## TASK DESCRIPTION
Return the whole listing, line for line, without the pictures in it.

┄┄┄┄┄┄┄┄┄┄┄┄┄┄┄┄┄┄┄┄

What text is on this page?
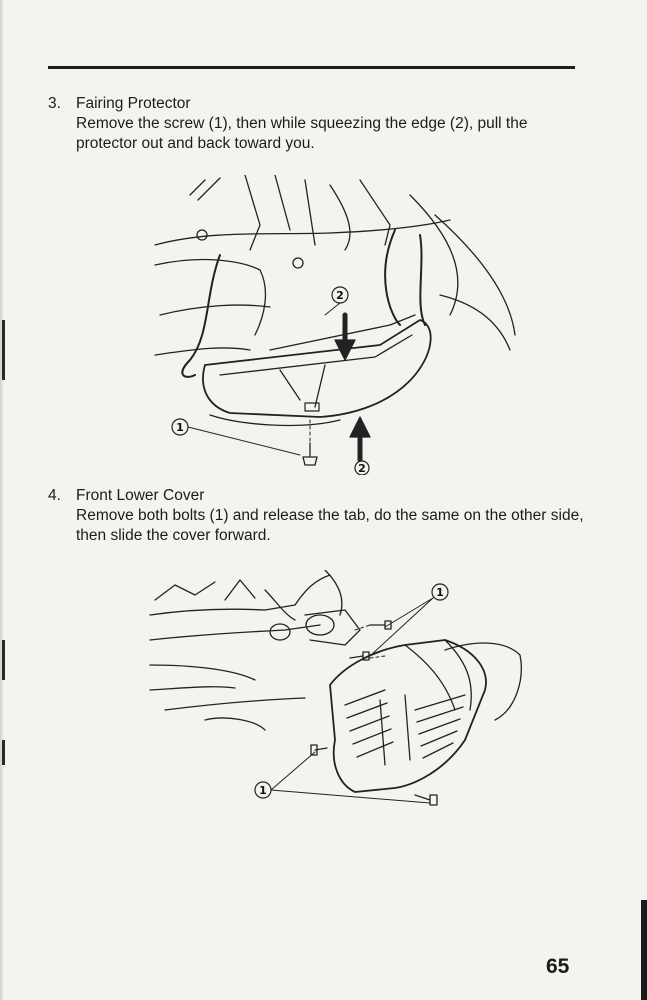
3. Fairing Protector
Remove the screw (1), then while squeezing the edge (2), pull the protector out and back toward you.
1
2
2
4. Front Lower Cover
Remove both bolts (1) and release the tab, do the same on the other side, then slide the cover forward.
1
1
65
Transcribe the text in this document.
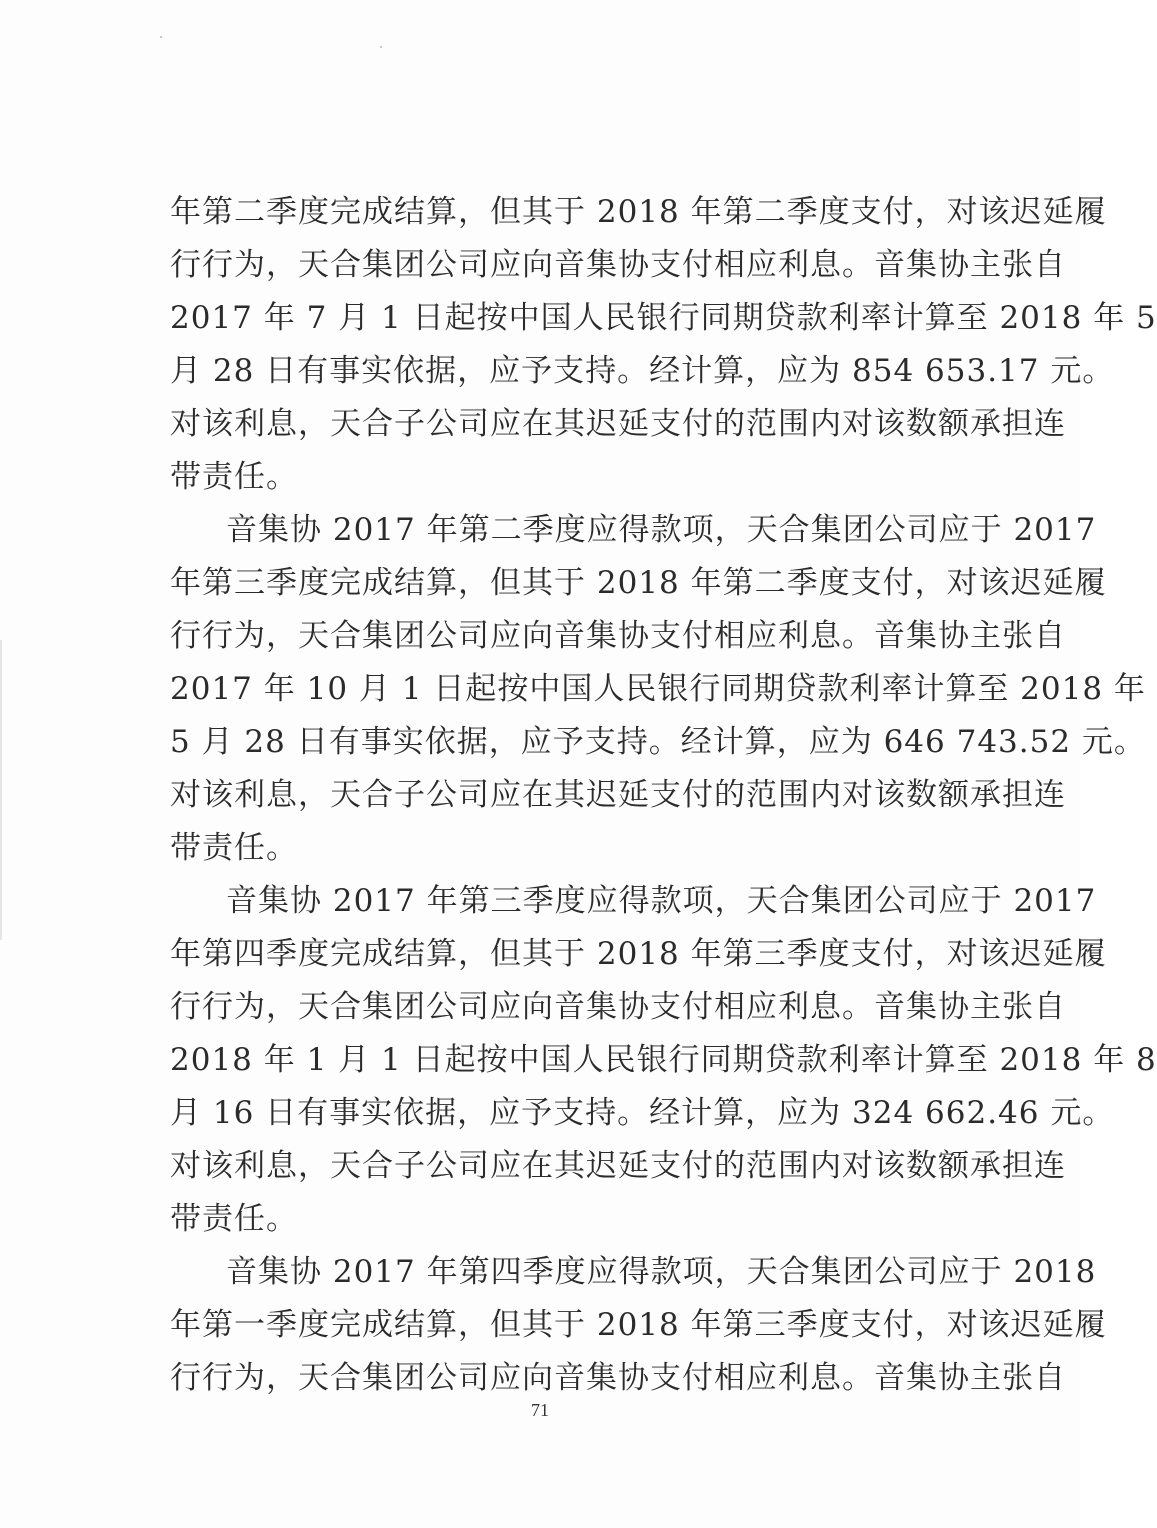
年第二季度完成结算，但其于 2018 年第二季度支付，对该迟延履
行行为，天合集团公司应向音集协支付相应利息。音集协主张自
2017 年 7 月 1 日起按中国人民银行同期贷款利率计算至 2018 年 5
月 28 日有事实依据，应予支持。经计算，应为 854 653.17 元。
对该利息，天合子公司应在其迟延支付的范围内对该数额承担连
带责任。
音集协 2017 年第二季度应得款项，天合集团公司应于 2017
年第三季度完成结算，但其于 2018 年第二季度支付，对该迟延履
行行为，天合集团公司应向音集协支付相应利息。音集协主张自
2017 年 10 月 1 日起按中国人民银行同期贷款利率计算至 2018 年
5 月 28 日有事实依据，应予支持。经计算，应为 646 743.52 元。
对该利息，天合子公司应在其迟延支付的范围内对该数额承担连
带责任。
音集协 2017 年第三季度应得款项，天合集团公司应于 2017
年第四季度完成结算，但其于 2018 年第三季度支付，对该迟延履
行行为，天合集团公司应向音集协支付相应利息。音集协主张自
2018 年 1 月 1 日起按中国人民银行同期贷款利率计算至 2018 年 8
月 16 日有事实依据，应予支持。经计算，应为 324 662.46 元。
对该利息，天合子公司应在其迟延支付的范围内对该数额承担连
带责任。
音集协 2017 年第四季度应得款项，天合集团公司应于 2018
年第一季度完成结算，但其于 2018 年第三季度支付，对该迟延履
行行为，天合集团公司应向音集协支付相应利息。音集协主张自
71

┄┄┄┄┄┄┄┄┄┄┄┄┄┄┄┄┄┄┄┄

## OUTPUT
What text is on this page?
3. Fairing Protector
Remove the screw (1), then while squeezing the edge (2), pull the protector out and back toward you.
1
2
2
4. Front Lower Cover
Remove both bolts (1) and release the tab, do the same on the other side, then slide the cover forward.
1
1
65
Transcribe the text in this document.
年第二季度完成结算，但其于 2018 年第二季度支付，对该迟延履
行行为，天合集团公司应向音集协支付相应利息。音集协主张自
2017 年 7 月 1 日起按中国人民银行同期贷款利率计算至 2018 年 5
月 28 日有事实依据，应予支持。经计算，应为 854 653.17 元。
对该利息，天合子公司应在其迟延支付的范围内对该数额承担连
带责任。
音集协 2017 年第二季度应得款项，天合集团公司应于 2017
年第三季度完成结算，但其于 2018 年第二季度支付，对该迟延履
行行为，天合集团公司应向音集协支付相应利息。音集协主张自
2017 年 10 月 1 日起按中国人民银行同期贷款利率计算至 2018 年
5 月 28 日有事实依据，应予支持。经计算，应为 646 743.52 元。
对该利息，天合子公司应在其迟延支付的范围内对该数额承担连
带责任。
音集协 2017 年第三季度应得款项，天合集团公司应于 2017
年第四季度完成结算，但其于 2018 年第三季度支付，对该迟延履
行行为，天合集团公司应向音集协支付相应利息。音集协主张自
2018 年 1 月 1 日起按中国人民银行同期贷款利率计算至 2018 年 8
月 16 日有事实依据，应予支持。经计算，应为 324 662.46 元。
对该利息，天合子公司应在其迟延支付的范围内对该数额承担连
带责任。
音集协 2017 年第四季度应得款项，天合集团公司应于 2018
年第一季度完成结算，但其于 2018 年第三季度支付，对该迟延履
行行为，天合集团公司应向音集协支付相应利息。音集协主张自
71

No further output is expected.